Part of a data file
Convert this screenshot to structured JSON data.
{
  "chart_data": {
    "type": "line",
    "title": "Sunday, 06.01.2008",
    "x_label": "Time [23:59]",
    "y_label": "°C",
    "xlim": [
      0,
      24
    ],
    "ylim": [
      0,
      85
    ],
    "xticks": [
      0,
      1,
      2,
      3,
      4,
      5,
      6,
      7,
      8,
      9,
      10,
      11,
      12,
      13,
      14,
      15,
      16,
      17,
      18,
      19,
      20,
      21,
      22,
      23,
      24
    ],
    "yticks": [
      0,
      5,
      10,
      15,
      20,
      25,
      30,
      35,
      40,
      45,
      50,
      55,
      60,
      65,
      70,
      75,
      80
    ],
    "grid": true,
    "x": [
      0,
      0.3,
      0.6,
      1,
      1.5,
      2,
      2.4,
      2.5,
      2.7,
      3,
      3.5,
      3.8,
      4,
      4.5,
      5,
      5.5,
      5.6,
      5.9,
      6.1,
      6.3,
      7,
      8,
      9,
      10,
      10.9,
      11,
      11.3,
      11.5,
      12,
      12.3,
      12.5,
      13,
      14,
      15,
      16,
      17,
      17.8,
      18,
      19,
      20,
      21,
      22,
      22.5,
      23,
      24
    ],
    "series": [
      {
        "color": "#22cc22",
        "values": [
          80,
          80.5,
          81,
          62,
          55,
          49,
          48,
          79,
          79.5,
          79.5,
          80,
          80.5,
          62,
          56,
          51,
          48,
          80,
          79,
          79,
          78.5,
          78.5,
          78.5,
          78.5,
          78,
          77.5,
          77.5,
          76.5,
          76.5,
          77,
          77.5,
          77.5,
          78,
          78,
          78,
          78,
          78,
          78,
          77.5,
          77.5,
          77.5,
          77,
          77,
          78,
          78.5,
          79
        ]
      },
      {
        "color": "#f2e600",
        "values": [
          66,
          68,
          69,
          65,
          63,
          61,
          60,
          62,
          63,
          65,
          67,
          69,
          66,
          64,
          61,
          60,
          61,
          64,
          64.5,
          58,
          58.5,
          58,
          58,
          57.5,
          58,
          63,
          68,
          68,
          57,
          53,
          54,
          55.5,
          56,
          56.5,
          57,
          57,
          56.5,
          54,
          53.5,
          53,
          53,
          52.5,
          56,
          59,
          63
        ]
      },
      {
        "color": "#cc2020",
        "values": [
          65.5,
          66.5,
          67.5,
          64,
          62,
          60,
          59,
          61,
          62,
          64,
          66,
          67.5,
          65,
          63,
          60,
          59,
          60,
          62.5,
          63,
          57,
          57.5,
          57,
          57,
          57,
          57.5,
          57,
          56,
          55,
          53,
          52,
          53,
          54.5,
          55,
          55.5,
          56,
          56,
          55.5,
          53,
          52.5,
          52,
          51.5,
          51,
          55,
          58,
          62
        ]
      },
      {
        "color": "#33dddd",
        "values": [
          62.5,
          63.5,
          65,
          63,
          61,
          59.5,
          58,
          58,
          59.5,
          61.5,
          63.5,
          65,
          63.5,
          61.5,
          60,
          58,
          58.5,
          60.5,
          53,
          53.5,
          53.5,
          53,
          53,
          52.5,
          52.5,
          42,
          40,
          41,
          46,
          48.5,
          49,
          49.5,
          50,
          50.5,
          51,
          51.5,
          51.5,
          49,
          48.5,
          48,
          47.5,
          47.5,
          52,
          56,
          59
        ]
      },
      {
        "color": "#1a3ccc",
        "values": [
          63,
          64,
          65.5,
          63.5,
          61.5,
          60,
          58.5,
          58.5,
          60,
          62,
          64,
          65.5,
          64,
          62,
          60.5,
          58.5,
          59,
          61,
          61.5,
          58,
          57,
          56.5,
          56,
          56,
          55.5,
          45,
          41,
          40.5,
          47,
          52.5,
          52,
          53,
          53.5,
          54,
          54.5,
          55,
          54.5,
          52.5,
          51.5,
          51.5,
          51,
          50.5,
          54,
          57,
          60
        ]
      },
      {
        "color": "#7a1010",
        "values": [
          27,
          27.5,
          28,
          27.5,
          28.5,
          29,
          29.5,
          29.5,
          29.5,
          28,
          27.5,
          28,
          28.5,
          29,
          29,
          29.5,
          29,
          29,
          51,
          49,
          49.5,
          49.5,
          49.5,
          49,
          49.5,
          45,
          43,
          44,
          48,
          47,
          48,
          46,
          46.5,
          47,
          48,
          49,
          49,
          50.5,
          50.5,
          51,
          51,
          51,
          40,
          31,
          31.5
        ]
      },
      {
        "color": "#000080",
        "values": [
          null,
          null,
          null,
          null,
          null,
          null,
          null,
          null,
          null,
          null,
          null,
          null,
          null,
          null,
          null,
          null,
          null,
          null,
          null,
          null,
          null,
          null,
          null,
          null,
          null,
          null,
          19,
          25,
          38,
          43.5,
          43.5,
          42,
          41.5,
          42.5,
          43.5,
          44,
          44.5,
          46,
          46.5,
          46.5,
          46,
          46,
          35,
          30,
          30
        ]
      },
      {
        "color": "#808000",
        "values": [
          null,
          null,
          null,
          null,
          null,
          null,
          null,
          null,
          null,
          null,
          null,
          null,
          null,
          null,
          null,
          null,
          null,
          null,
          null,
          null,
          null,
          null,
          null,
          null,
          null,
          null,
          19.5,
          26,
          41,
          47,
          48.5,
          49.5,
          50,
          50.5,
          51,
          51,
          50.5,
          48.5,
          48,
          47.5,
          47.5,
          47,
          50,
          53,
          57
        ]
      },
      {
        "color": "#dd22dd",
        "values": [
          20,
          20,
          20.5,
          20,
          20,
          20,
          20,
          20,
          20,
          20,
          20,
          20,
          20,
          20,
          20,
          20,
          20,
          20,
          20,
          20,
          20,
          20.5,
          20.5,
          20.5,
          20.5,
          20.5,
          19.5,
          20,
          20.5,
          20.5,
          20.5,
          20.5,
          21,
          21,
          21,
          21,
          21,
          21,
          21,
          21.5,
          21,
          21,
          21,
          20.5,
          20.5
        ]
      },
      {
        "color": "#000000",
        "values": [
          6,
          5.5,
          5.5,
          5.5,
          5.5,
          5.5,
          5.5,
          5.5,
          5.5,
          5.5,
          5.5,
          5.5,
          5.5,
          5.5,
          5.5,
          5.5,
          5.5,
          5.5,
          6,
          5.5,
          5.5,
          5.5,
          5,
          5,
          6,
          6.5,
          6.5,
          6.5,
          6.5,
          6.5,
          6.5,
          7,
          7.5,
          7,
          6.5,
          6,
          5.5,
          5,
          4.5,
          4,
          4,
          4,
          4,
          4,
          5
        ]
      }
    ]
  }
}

Short task
Reproduce the data shown above exactly.

Task output
Convert this screenshot to structured JSON data.
{
  "chart_data": {
    "type": "line",
    "title": "Sunday, 06.01.2008",
    "x_label": "Time [23:59]",
    "y_label": "°C",
    "xlim": [
      0,
      24
    ],
    "ylim": [
      0,
      85
    ],
    "xticks": [
      0,
      1,
      2,
      3,
      4,
      5,
      6,
      7,
      8,
      9,
      10,
      11,
      12,
      13,
      14,
      15,
      16,
      17,
      18,
      19,
      20,
      21,
      22,
      23,
      24
    ],
    "yticks": [
      0,
      5,
      10,
      15,
      20,
      25,
      30,
      35,
      40,
      45,
      50,
      55,
      60,
      65,
      70,
      75,
      80
    ],
    "grid": true,
    "x": [
      0,
      0.3,
      0.6,
      1,
      1.5,
      2,
      2.4,
      2.5,
      2.7,
      3,
      3.5,
      3.8,
      4,
      4.5,
      5,
      5.5,
      5.6,
      5.9,
      6.1,
      6.3,
      7,
      8,
      9,
      10,
      10.9,
      11,
      11.3,
      11.5,
      12,
      12.3,
      12.5,
      13,
      14,
      15,
      16,
      17,
      17.8,
      18,
      19,
      20,
      21,
      22,
      22.5,
      23,
      24
    ],
    "series": [
      {
        "color": "#22cc22",
        "values": [
          80,
          80.5,
          81,
          62,
          55,
          49,
          48,
          79,
          79.5,
          79.5,
          80,
          80.5,
          62,
          56,
          51,
          48,
          80,
          79,
          79,
          78.5,
          78.5,
          78.5,
          78.5,
          78,
          77.5,
          77.5,
          76.5,
          76.5,
          77,
          77.5,
          77.5,
          78,
          78,
          78,
          78,
          78,
          78,
          77.5,
          77.5,
          77.5,
          77,
          77,
          78,
          78.5,
          79
        ]
      },
      {
        "color": "#f2e600",
        "values": [
          66,
          68,
          69,
          65,
          63,
          61,
          60,
          62,
          63,
          65,
          67,
          69,
          66,
          64,
          61,
          60,
          61,
          64,
          64.5,
          58,
          58.5,
          58,
          58,
          57.5,
          58,
          63,
          68,
          68,
          57,
          53,
          54,
          55.5,
          56,
          56.5,
          57,
          57,
          56.5,
          54,
          53.5,
          53,
          53,
          52.5,
          56,
          59,
          63
        ]
      },
      {
        "color": "#cc2020",
        "values": [
          65.5,
          66.5,
          67.5,
          64,
          62,
          60,
          59,
          61,
          62,
          64,
          66,
          67.5,
          65,
          63,
          60,
          59,
          60,
          62.5,
          63,
          57,
          57.5,
          57,
          57,
          57,
          57.5,
          57,
          56,
          55,
          53,
          52,
          53,
          54.5,
          55,
          55.5,
          56,
          56,
          55.5,
          53,
          52.5,
          52,
          51.5,
          51,
          55,
          58,
          62
        ]
      },
      {
        "color": "#33dddd",
        "values": [
          62.5,
          63.5,
          65,
          63,
          61,
          59.5,
          58,
          58,
          59.5,
          61.5,
          63.5,
          65,
          63.5,
          61.5,
          60,
          58,
          58.5,
          60.5,
          53,
          53.5,
          53.5,
          53,
          53,
          52.5,
          52.5,
          42,
          40,
          41,
          46,
          48.5,
          49,
          49.5,
          50,
          50.5,
          51,
          51.5,
          51.5,
          49,
          48.5,
          48,
          47.5,
          47.5,
          52,
          56,
          59
        ]
      },
      {
        "color": "#1a3ccc",
        "values": [
          63,
          64,
          65.5,
          63.5,
          61.5,
          60,
          58.5,
          58.5,
          60,
          62,
          64,
          65.5,
          64,
          62,
          60.5,
          58.5,
          59,
          61,
          61.5,
          58,
          57,
          56.5,
          56,
          56,
          55.5,
          45,
          41,
          40.5,
          47,
          52.5,
          52,
          53,
          53.5,
          54,
          54.5,
          55,
          54.5,
          52.5,
          51.5,
          51.5,
          51,
          50.5,
          54,
          57,
          60
        ]
      },
      {
        "color": "#7a1010",
        "values": [
          27,
          27.5,
          28,
          27.5,
          28.5,
          29,
          29.5,
          29.5,
          29.5,
          28,
          27.5,
          28,
          28.5,
          29,
          29,
          29.5,
          29,
          29,
          51,
          49,
          49.5,
          49.5,
          49.5,
          49,
          49.5,
          45,
          43,
          44,
          48,
          47,
          48,
          46,
          46.5,
          47,
          48,
          49,
          49,
          50.5,
          50.5,
          51,
          51,
          51,
          40,
          31,
          31.5
        ]
      },
      {
        "color": "#000080",
        "values": [
          null,
          null,
          null,
          null,
          null,
          null,
          null,
          null,
          null,
          null,
          null,
          null,
          null,
          null,
          null,
          null,
          null,
          null,
          null,
          null,
          null,
          null,
          null,
          null,
          null,
          null,
          19,
          25,
          38,
          43.5,
          43.5,
          42,
          41.5,
          42.5,
          43.5,
          44,
          44.5,
          46,
          46.5,
          46.5,
          46,
          46,
          35,
          30,
          30
        ]
      },
      {
        "color": "#808000",
        "values": [
          null,
          null,
          null,
          null,
          null,
          null,
          null,
          null,
          null,
          null,
          null,
          null,
          null,
          null,
          null,
          null,
          null,
          null,
          null,
          null,
          null,
          null,
          null,
          null,
          null,
          null,
          19.5,
          26,
          41,
          47,
          48.5,
          49.5,
          50,
          50.5,
          51,
          51,
          50.5,
          48.5,
          48,
          47.5,
          47.5,
          47,
          50,
          53,
          57
        ]
      },
      {
        "color": "#dd22dd",
        "values": [
          20,
          20,
          20.5,
          20,
          20,
          20,
          20,
          20,
          20,
          20,
          20,
          20,
          20,
          20,
          20,
          20,
          20,
          20,
          20,
          20,
          20,
          20.5,
          20.5,
          20.5,
          20.5,
          20.5,
          19.5,
          20,
          20.5,
          20.5,
          20.5,
          20.5,
          21,
          21,
          21,
          21,
          21,
          21,
          21,
          21.5,
          21,
          21,
          21,
          20.5,
          20.5
        ]
      },
      {
        "color": "#000000",
        "values": [
          6,
          5.5,
          5.5,
          5.5,
          5.5,
          5.5,
          5.5,
          5.5,
          5.5,
          5.5,
          5.5,
          5.5,
          5.5,
          5.5,
          5.5,
          5.5,
          5.5,
          5.5,
          6,
          5.5,
          5.5,
          5.5,
          5,
          5,
          6,
          6.5,
          6.5,
          6.5,
          6.5,
          6.5,
          6.5,
          7,
          7.5,
          7,
          6.5,
          6,
          5.5,
          5,
          4.5,
          4,
          4,
          4,
          4,
          4,
          5
        ]
      }
    ]
  }
}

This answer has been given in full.